• TASK DATA:

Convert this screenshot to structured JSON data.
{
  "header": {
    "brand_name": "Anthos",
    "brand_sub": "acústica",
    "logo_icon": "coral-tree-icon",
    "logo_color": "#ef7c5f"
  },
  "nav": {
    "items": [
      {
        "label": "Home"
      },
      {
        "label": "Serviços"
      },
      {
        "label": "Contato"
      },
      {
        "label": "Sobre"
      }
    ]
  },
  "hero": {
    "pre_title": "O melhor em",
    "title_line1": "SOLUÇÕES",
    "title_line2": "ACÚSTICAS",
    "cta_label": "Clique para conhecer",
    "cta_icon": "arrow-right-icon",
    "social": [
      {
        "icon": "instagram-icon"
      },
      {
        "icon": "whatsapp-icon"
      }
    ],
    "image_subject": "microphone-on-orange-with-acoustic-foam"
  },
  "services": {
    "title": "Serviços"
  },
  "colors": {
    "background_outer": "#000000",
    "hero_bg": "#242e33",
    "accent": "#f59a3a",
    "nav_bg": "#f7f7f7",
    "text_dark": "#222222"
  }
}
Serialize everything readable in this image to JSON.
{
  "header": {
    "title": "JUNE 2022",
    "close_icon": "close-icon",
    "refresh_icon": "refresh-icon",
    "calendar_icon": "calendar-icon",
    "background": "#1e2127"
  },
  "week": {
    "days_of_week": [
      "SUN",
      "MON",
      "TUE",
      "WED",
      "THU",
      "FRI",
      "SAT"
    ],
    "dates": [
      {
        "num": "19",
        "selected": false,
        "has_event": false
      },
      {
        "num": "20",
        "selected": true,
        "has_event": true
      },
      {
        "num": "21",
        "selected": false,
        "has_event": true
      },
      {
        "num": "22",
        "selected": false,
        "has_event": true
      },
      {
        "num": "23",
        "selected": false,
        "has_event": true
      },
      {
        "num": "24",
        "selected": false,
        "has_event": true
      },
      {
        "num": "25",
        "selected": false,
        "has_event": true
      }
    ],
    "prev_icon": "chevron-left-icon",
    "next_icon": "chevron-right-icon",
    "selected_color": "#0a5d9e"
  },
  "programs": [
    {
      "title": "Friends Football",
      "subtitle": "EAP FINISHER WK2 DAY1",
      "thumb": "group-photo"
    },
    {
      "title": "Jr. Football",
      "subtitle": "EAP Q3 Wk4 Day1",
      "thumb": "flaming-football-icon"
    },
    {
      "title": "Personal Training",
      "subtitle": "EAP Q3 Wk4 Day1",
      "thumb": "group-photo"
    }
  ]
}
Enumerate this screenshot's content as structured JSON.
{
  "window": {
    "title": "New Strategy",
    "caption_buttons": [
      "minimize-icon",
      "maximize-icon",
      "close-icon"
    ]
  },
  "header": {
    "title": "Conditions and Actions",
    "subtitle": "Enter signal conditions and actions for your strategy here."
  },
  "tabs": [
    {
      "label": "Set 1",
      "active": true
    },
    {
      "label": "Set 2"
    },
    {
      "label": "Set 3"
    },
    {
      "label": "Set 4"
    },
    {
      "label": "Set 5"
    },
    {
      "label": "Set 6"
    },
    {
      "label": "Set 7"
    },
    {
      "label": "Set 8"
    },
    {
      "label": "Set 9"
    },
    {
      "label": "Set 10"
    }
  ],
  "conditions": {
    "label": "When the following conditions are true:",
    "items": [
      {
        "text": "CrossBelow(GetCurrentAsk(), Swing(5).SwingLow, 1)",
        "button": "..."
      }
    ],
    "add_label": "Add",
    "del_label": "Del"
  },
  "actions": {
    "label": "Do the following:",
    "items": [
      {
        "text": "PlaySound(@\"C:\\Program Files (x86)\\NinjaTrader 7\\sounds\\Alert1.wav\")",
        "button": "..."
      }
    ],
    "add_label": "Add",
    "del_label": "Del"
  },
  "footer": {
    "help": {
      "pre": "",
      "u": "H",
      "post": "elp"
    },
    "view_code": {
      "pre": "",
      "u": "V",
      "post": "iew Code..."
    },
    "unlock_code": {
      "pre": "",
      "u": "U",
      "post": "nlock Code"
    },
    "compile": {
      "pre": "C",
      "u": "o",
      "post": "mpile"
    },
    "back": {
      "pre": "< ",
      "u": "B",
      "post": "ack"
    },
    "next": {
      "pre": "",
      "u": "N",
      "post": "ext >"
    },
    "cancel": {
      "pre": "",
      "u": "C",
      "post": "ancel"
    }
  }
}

• TASK REQUIREMENTS:
In the entries above, identify each line that includes the string "screenshot", then copy it.

• THE SOLUTION:
Convert this screenshot to structured JSON data.
Enumerate this screenshot's content as structured JSON.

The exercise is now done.